### AIM OF THE EXERCISE:
What follows is a set of entries. Repeat them exactly, but not their pictures.

### RECORDS SHOWN:
****************

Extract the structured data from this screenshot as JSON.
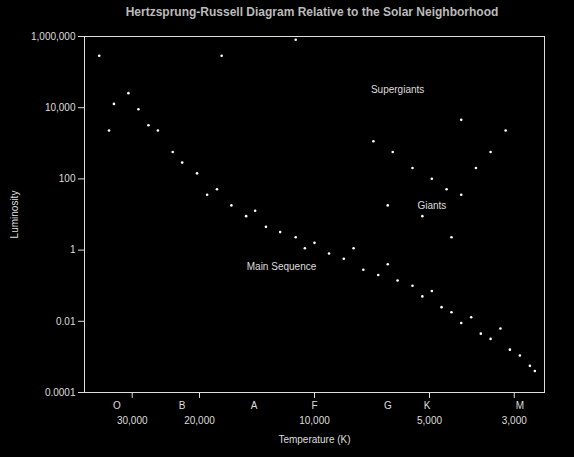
{
  "chart_data": {
    "type": "scatter",
    "title": "Hertzsprung-Russell Diagram Relative to the Solar Neighborhood",
    "x_label": "Temperature (K)",
    "y_label": "Luminosity",
    "log": true,
    "grid": false,
    "color": "#ffffff",
    "marker": "dot",
    "xlim": [
      40000,
      2500
    ],
    "ylim": [
      0.0001,
      1000000
    ],
    "xticks": [
      {
        "value": 30000,
        "label": "30,000"
      },
      {
        "value": 20000,
        "label": "20,000"
      },
      {
        "value": 10000,
        "label": "10,000"
      },
      {
        "value": 5000,
        "label": "5,000"
      },
      {
        "value": 3000,
        "label": "3,000"
      }
    ],
    "yticks": [
      0.0001,
      0.01,
      1,
      100,
      {
        "value": 10000,
        "label": "10,000"
      },
      {
        "value": 1000000,
        "label": "1,000,000"
      }
    ],
    "spectral_classes": {
      "labels": [
        "O",
        "B",
        "A",
        "F",
        "G",
        "K",
        "M"
      ],
      "x": [
        32900,
        22200,
        14400,
        10000,
        6430,
        5070,
        2900
      ]
    },
    "annotations": [
      {
        "text": "Supergiants",
        "x": 6060,
        "y": 31600
      },
      {
        "text": "Giants",
        "x": 4930,
        "y": 18
      },
      {
        "text": "Main Sequence",
        "x": 12200,
        "y": 0.33
      }
    ],
    "x": [
      36600,
      33500,
      30700,
      28900,
      27200,
      25700,
      23500,
      22200,
      20300,
      19100,
      18000,
      16500,
      15100,
      14300,
      13400,
      12300,
      11200,
      10600,
      10000,
      9160,
      8380,
      7900,
      7450,
      6810,
      6430,
      6060,
      5540,
      5220,
      4930,
      4650,
      4380,
      4130,
      3890,
      3670,
      3460,
      3260,
      3080,
      2900,
      2730,
      2650,
      34500,
      17500,
      11200,
      7010,
      6240,
      5540,
      4930,
      4510,
      4130,
      3780,
      3460,
      3160,
      4130,
      5220,
      6430,
      4380
    ],
    "values": [
      288000,
      12800,
      25600,
      9080,
      3220,
      2280,
      571,
      287,
      143,
      36,
      51,
      18,
      9.0,
      12.7,
      4.5,
      3.2,
      2.3,
      1.13,
      1.6,
      0.8,
      0.57,
      1.13,
      0.28,
      0.2,
      0.4,
      0.14,
      0.1,
      0.05,
      0.071,
      0.025,
      0.018,
      0.009,
      0.013,
      0.0045,
      0.0032,
      0.0063,
      0.0016,
      0.0011,
      0.00056,
      0.0004,
      2280,
      288000,
      813000,
      1140,
      571,
      202,
      101,
      51,
      36,
      202,
      571,
      2280,
      4550,
      9.0,
      18,
      2.3
    ]
  }
}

****************

### SOLUTION FOR THIS TASK:
Extract the structured data from this screenshot as JSON.
{
  "chart_data": {
    "type": "scatter",
    "title": "Hertzsprung-Russell Diagram Relative to the Solar Neighborhood",
    "x_label": "Temperature (K)",
    "y_label": "Luminosity",
    "log": true,
    "grid": false,
    "color": "#ffffff",
    "marker": "dot",
    "xlim": [
      40000,
      2500
    ],
    "ylim": [
      0.0001,
      1000000
    ],
    "xticks": [
      {
        "value": 30000,
        "label": "30,000"
      },
      {
        "value": 20000,
        "label": "20,000"
      },
      {
        "value": 10000,
        "label": "10,000"
      },
      {
        "value": 5000,
        "label": "5,000"
      },
      {
        "value": 3000,
        "label": "3,000"
      }
    ],
    "yticks": [
      0.0001,
      0.01,
      1,
      100,
      {
        "value": 10000,
        "label": "10,000"
      },
      {
        "value": 1000000,
        "label": "1,000,000"
      }
    ],
    "spectral_classes": {
      "labels": [
        "O",
        "B",
        "A",
        "F",
        "G",
        "K",
        "M"
      ],
      "x": [
        32900,
        22200,
        14400,
        10000,
        6430,
        5070,
        2900
      ]
    },
    "annotations": [
      {
        "text": "Supergiants",
        "x": 6060,
        "y": 31600
      },
      {
        "text": "Giants",
        "x": 4930,
        "y": 18
      },
      {
        "text": "Main Sequence",
        "x": 12200,
        "y": 0.33
      }
    ],
    "x": [
      36600,
      33500,
      30700,
      28900,
      27200,
      25700,
      23500,
      22200,
      20300,
      19100,
      18000,
      16500,
      15100,
      14300,
      13400,
      12300,
      11200,
      10600,
      10000,
      9160,
      8380,
      7900,
      7450,
      6810,
      6430,
      6060,
      5540,
      5220,
      4930,
      4650,
      4380,
      4130,
      3890,
      3670,
      3460,
      3260,
      3080,
      2900,
      2730,
      2650,
      34500,
      17500,
      11200,
      7010,
      6240,
      5540,
      4930,
      4510,
      4130,
      3780,
      3460,
      3160,
      4130,
      5220,
      6430,
      4380
    ],
    "values": [
      288000,
      12800,
      25600,
      9080,
      3220,
      2280,
      571,
      287,
      143,
      36,
      51,
      18,
      9.0,
      12.7,
      4.5,
      3.2,
      2.3,
      1.13,
      1.6,
      0.8,
      0.57,
      1.13,
      0.28,
      0.2,
      0.4,
      0.14,
      0.1,
      0.05,
      0.071,
      0.025,
      0.018,
      0.009,
      0.013,
      0.0045,
      0.0032,
      0.0063,
      0.0016,
      0.0011,
      0.00056,
      0.0004,
      2280,
      288000,
      813000,
      1140,
      571,
      202,
      101,
      51,
      36,
      202,
      571,
      2280,
      4550,
      9.0,
      18,
      2.3
    ]
  }
}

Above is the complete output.